> **GIVEN REQUEST**
From the listing below, return each line that includes "Mono".

> **PROVIDED DATA**
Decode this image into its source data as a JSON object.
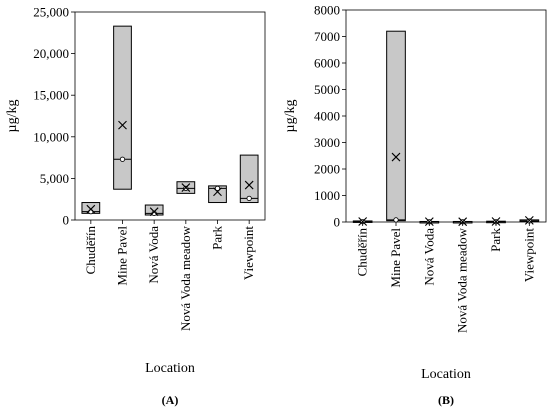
{
  "chart_data": [
    {
      "type": "box",
      "panel_label": "(A)",
      "xlabel": "Location",
      "ylabel": "µg/kg",
      "ylim": [
        0,
        25000
      ],
      "yticks": [
        0,
        5000,
        10000,
        15000,
        20000,
        25000
      ],
      "ytick_labels": [
        "0",
        "5,000",
        "10,000",
        "15,000",
        "20,000",
        "25,000"
      ],
      "grid": false,
      "categories": [
        "Chuděřín",
        "Mine Pavel",
        "Nová Voda",
        "Nová Voda meadow",
        "Park",
        "Viewpoint"
      ],
      "boxes": [
        {
          "q1": 800,
          "q3": 2100,
          "median": 1000,
          "mean": 1300
        },
        {
          "q1": 3700,
          "q3": 23300,
          "median": 7300,
          "mean": 11400
        },
        {
          "q1": 600,
          "q3": 1800,
          "median": 800,
          "mean": 1000
        },
        {
          "q1": 3200,
          "q3": 4600,
          "median": 3800,
          "mean": 3900
        },
        {
          "q1": 2100,
          "q3": 4100,
          "median": 3800,
          "mean": 3400
        },
        {
          "q1": 2100,
          "q3": 7800,
          "median": 2600,
          "mean": 4200
        }
      ],
      "box_color": "#c8c8c8"
    },
    {
      "type": "box",
      "panel_label": "(B)",
      "xlabel": "Location",
      "ylabel": "µg/kg",
      "ylim": [
        0,
        8000
      ],
      "yticks": [
        0,
        1000,
        2000,
        3000,
        4000,
        5000,
        6000,
        7000,
        8000
      ],
      "ytick_labels": [
        "0",
        "1000",
        "2000",
        "3000",
        "4000",
        "5000",
        "6000",
        "7000",
        "8000"
      ],
      "grid": false,
      "categories": [
        "Chuděřín",
        "Mine Pavel",
        "Nová Voda",
        "Nová Voda meadow",
        "Park",
        "Viewpoint"
      ],
      "boxes": [
        {
          "q1": 5,
          "q3": 40,
          "median": 15,
          "mean": 20
        },
        {
          "q1": 50,
          "q3": 7200,
          "median": 80,
          "mean": 2450
        },
        {
          "q1": 5,
          "q3": 20,
          "median": 10,
          "mean": 15
        },
        {
          "q1": 5,
          "q3": 20,
          "median": 10,
          "mean": 12
        },
        {
          "q1": 5,
          "q3": 30,
          "median": 10,
          "mean": 20
        },
        {
          "q1": 20,
          "q3": 80,
          "median": 40,
          "mean": 60
        }
      ],
      "box_color": "#c8c8c8"
    }
  ]
}
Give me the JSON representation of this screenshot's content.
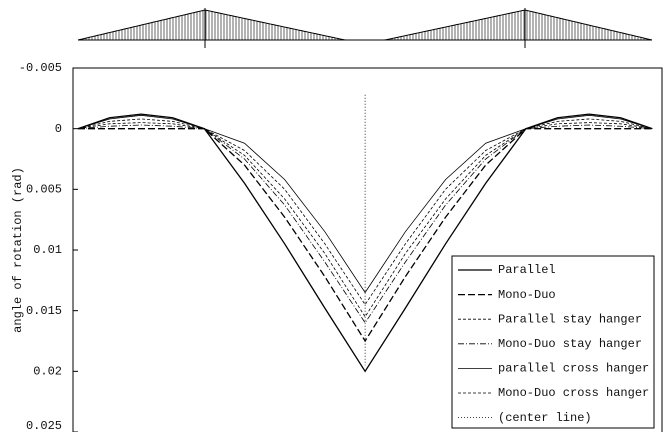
{
  "chart_data": {
    "type": "line",
    "y_label": "angle of rotation (rad)",
    "x": [
      0,
      5.5,
      11,
      16.5,
      22,
      29,
      36,
      43,
      50,
      57,
      64,
      71,
      78,
      83.5,
      89,
      94.5,
      100
    ],
    "xlim": [
      -0.87,
      101.7
    ],
    "ylim": [
      -0.005,
      0.025
    ],
    "y_inverted": true,
    "yticks": [
      -0.005,
      0,
      0.005,
      0.01,
      0.015,
      0.02,
      0.025
    ],
    "legend": "lower right",
    "series": [
      {
        "name": "Parallel",
        "color": "#000",
        "style": "solid",
        "values": [
          0,
          -0.0009,
          -0.0012,
          -0.0009,
          0,
          0.0045,
          0.0095,
          0.0148,
          0.02,
          0.0148,
          0.0095,
          0.0045,
          0,
          -0.0009,
          -0.0012,
          -0.0009,
          0
        ]
      },
      {
        "name": "Mono-Duo",
        "color": "#000",
        "style": "dashed",
        "values": [
          0,
          0,
          0,
          0,
          0,
          0.003,
          0.0073,
          0.0122,
          0.0175,
          0.0122,
          0.0073,
          0.003,
          0,
          0,
          0,
          0,
          0
        ]
      },
      {
        "name": "Parallel stay hanger",
        "color": "#000",
        "style": "short-dashed",
        "values": [
          0,
          -0.0006,
          -0.0008,
          -0.0006,
          0,
          0.0022,
          0.0058,
          0.0103,
          0.0155,
          0.0103,
          0.0058,
          0.0022,
          0,
          -0.0006,
          -0.0008,
          -0.0006,
          0
        ]
      },
      {
        "name": "Mono-Duo stay hanger",
        "color": "#000",
        "style": "dash-dot",
        "values": [
          0,
          -0.0002,
          -0.0003,
          -0.0002,
          0,
          0.0025,
          0.0063,
          0.011,
          0.016,
          0.011,
          0.0063,
          0.0025,
          0,
          -0.0002,
          -0.0003,
          -0.0002,
          0
        ]
      },
      {
        "name": "parallel cross hanger",
        "color": "#000",
        "style": "thin",
        "values": [
          0,
          -0.0008,
          -0.0011,
          -0.0008,
          0,
          0.0012,
          0.0042,
          0.0085,
          0.0135,
          0.0085,
          0.0042,
          0.0012,
          0,
          -0.0008,
          -0.0011,
          -0.0008,
          0
        ]
      },
      {
        "name": "Mono-Duo cross hanger",
        "color": "#000",
        "style": "short-dashed",
        "values": [
          0,
          -0.0004,
          -0.0005,
          -0.0004,
          0,
          0.0018,
          0.005,
          0.0095,
          0.0145,
          0.0095,
          0.005,
          0.0018,
          0,
          -0.0004,
          -0.0005,
          -0.0004,
          0
        ]
      },
      {
        "name": "(center line)",
        "color": "#000",
        "style": "dotted",
        "x": [
          50,
          50
        ],
        "values": [
          -0.0028,
          0.0195
        ]
      }
    ]
  }
}
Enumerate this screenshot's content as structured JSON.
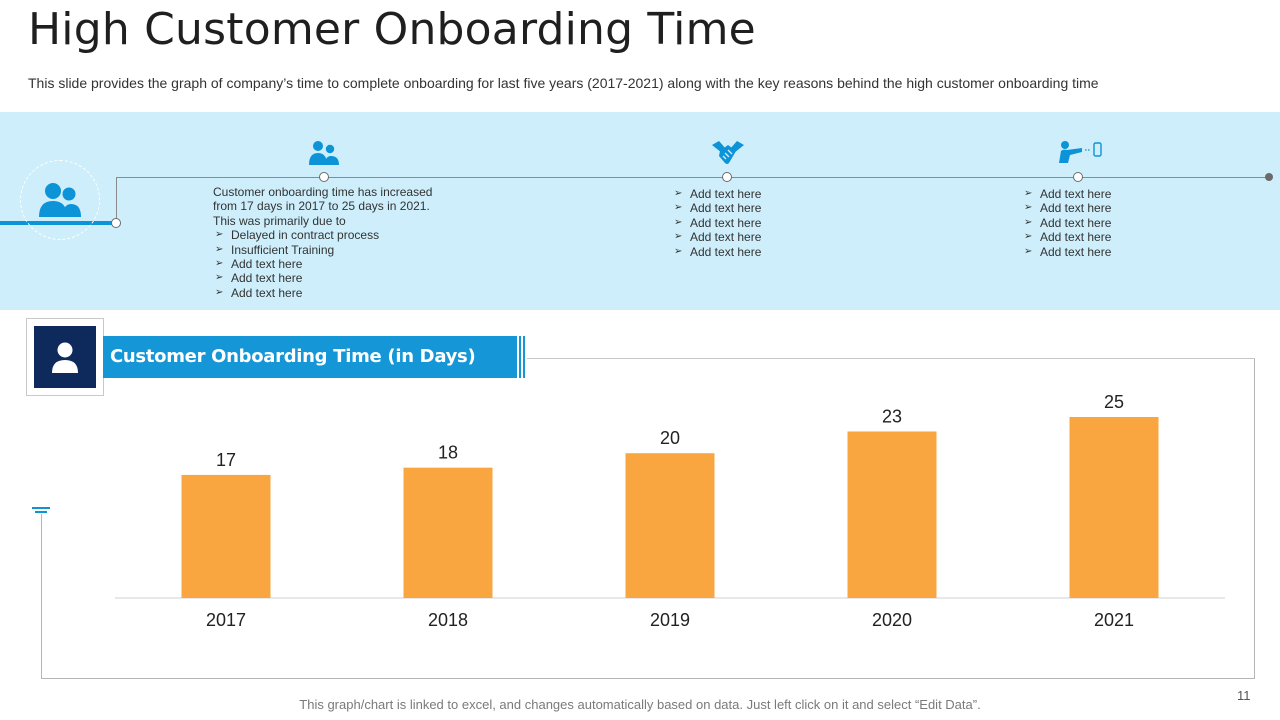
{
  "slide": {
    "title": "High Customer Onboarding Time",
    "subtitle": "This slide provides the graph of company’s time to complete onboarding for last five years (2017-2021) along with the key reasons behind the high customer onboarding time",
    "footer": "This graph/chart is linked to excel,  and changes automatically based on data. Just left click on it and select “Edit Data”.",
    "page_number": "11"
  },
  "timeline": {
    "stage1": {
      "icon": "users-icon",
      "intro": "Customer onboarding time has increased from 17 days in 2017 to 25 days in 2021. This was primarily due to",
      "items": [
        "Delayed in contract process",
        "Insufficient Training",
        "Add text here",
        "Add text here",
        "Add text here"
      ]
    },
    "stage2": {
      "icon": "handshake-icon",
      "items": [
        "Add text here",
        "Add text here",
        "Add text here",
        "Add text here",
        "Add text here"
      ]
    },
    "stage3": {
      "icon": "person-phone-icon",
      "items": [
        "Add text here",
        "Add text here",
        "Add text here",
        "Add text here",
        "Add text here"
      ]
    }
  },
  "colors": {
    "band": "#cdeefa",
    "accent": "#0c93d8",
    "bar": "#f9a640",
    "avatar_bg": "#0e2a5c"
  },
  "chart_data": {
    "type": "bar",
    "title": "Customer Onboarding Time (in Days)",
    "categories": [
      "2017",
      "2018",
      "2019",
      "2020",
      "2021"
    ],
    "values": [
      17,
      18,
      20,
      23,
      25
    ],
    "xlabel": "",
    "ylabel": "",
    "ylim": [
      0,
      25
    ],
    "grid": false,
    "legend": "none"
  }
}
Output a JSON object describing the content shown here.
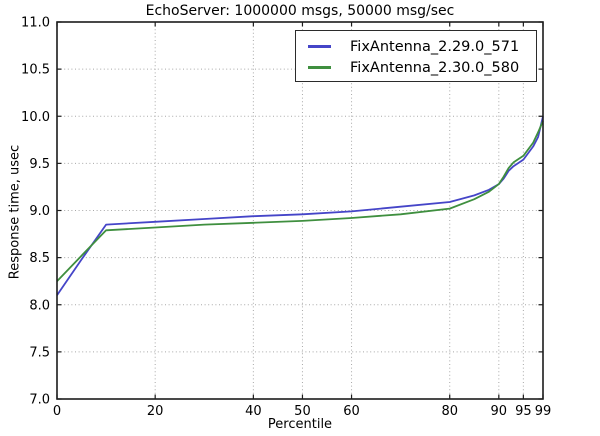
{
  "chart_data": {
    "type": "line",
    "title": "EchoServer: 1000000 msgs, 50000 msg/sec",
    "xlabel": "Percentile",
    "ylabel": "Response time, usec",
    "xlim": [
      0,
      99
    ],
    "ylim": [
      7.0,
      11.0
    ],
    "grid": true,
    "grid_style": "dotted",
    "legend_position": "upper right",
    "xticks": [
      0,
      20,
      40,
      50,
      60,
      80,
      90,
      95,
      99
    ],
    "xtick_labels": [
      "0",
      "20",
      "40",
      "50",
      "60",
      "80",
      "90",
      "95",
      "99"
    ],
    "yticks": [
      7.0,
      7.5,
      8.0,
      8.5,
      9.0,
      9.5,
      10.0,
      10.5,
      11.0
    ],
    "ytick_labels": [
      "7.0",
      "7.5",
      "8.0",
      "8.5",
      "9.0",
      "9.5",
      "10.0",
      "10.5",
      "11.0"
    ],
    "x": [
      0,
      5,
      10,
      20,
      30,
      40,
      50,
      60,
      70,
      80,
      85,
      88,
      90,
      91,
      92,
      93,
      95,
      97,
      98,
      99
    ],
    "series": [
      {
        "name": "FixAntenna_2.29.0_571",
        "color": "#4545c8",
        "values": [
          8.1,
          8.48,
          8.85,
          8.88,
          8.91,
          8.94,
          8.96,
          8.99,
          9.04,
          9.09,
          9.16,
          9.22,
          9.28,
          9.34,
          9.42,
          9.47,
          9.54,
          9.68,
          9.78,
          10.0
        ]
      },
      {
        "name": "FixAntenna_2.30.0_580",
        "color": "#3f8f3f",
        "values": [
          8.25,
          8.52,
          8.79,
          8.82,
          8.85,
          8.87,
          8.89,
          8.92,
          8.96,
          9.02,
          9.12,
          9.2,
          9.28,
          9.36,
          9.45,
          9.51,
          9.58,
          9.72,
          9.83,
          9.95
        ]
      }
    ]
  },
  "style": {
    "background": "#ffffff",
    "spine_color": "#1c1c1c",
    "grid_color": "#a8a8a8",
    "text_color": "#000000"
  }
}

> **FINAL ANSWER**
        "name": "Mono-Duo",
        "name": "Mono-Duo stay hanger",
        "name": "Mono-Duo cross hanger",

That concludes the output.